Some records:
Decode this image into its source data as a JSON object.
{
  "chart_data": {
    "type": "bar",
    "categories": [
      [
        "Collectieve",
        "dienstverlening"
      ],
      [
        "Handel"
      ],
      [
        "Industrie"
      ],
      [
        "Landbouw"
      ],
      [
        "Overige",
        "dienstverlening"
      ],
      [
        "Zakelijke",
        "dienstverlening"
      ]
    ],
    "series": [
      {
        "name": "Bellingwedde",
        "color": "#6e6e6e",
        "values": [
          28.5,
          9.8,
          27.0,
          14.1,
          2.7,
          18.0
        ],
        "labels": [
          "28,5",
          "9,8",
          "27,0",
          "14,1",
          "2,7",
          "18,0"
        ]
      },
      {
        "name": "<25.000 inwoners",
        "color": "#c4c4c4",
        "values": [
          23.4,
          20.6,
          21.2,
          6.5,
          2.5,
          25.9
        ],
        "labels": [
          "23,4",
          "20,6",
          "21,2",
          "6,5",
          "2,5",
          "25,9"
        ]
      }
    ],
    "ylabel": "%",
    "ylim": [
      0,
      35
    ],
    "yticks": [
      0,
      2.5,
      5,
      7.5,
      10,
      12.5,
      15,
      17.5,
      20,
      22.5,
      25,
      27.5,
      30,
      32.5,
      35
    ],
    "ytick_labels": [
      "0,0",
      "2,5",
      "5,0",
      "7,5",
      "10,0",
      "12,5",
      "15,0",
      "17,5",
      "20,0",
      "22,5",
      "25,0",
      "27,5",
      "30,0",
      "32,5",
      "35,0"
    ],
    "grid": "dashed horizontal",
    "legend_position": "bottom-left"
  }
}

**Your task:**
Take the data above and return it exactly.

**Exercise answer:**
Decode this image into its source data as a JSON object.
{
  "chart_data": {
    "type": "bar",
    "categories": [
      [
        "Collectieve",
        "dienstverlening"
      ],
      [
        "Handel"
      ],
      [
        "Industrie"
      ],
      [
        "Landbouw"
      ],
      [
        "Overige",
        "dienstverlening"
      ],
      [
        "Zakelijke",
        "dienstverlening"
      ]
    ],
    "series": [
      {
        "name": "Bellingwedde",
        "color": "#6e6e6e",
        "values": [
          28.5,
          9.8,
          27.0,
          14.1,
          2.7,
          18.0
        ],
        "labels": [
          "28,5",
          "9,8",
          "27,0",
          "14,1",
          "2,7",
          "18,0"
        ]
      },
      {
        "name": "<25.000 inwoners",
        "color": "#c4c4c4",
        "values": [
          23.4,
          20.6,
          21.2,
          6.5,
          2.5,
          25.9
        ],
        "labels": [
          "23,4",
          "20,6",
          "21,2",
          "6,5",
          "2,5",
          "25,9"
        ]
      }
    ],
    "ylabel": "%",
    "ylim": [
      0,
      35
    ],
    "yticks": [
      0,
      2.5,
      5,
      7.5,
      10,
      12.5,
      15,
      17.5,
      20,
      22.5,
      25,
      27.5,
      30,
      32.5,
      35
    ],
    "ytick_labels": [
      "0,0",
      "2,5",
      "5,0",
      "7,5",
      "10,0",
      "12,5",
      "15,0",
      "17,5",
      "20,0",
      "22,5",
      "25,0",
      "27,5",
      "30,0",
      "32,5",
      "35,0"
    ],
    "grid": "dashed horizontal",
    "legend_position": "bottom-left"
  }
}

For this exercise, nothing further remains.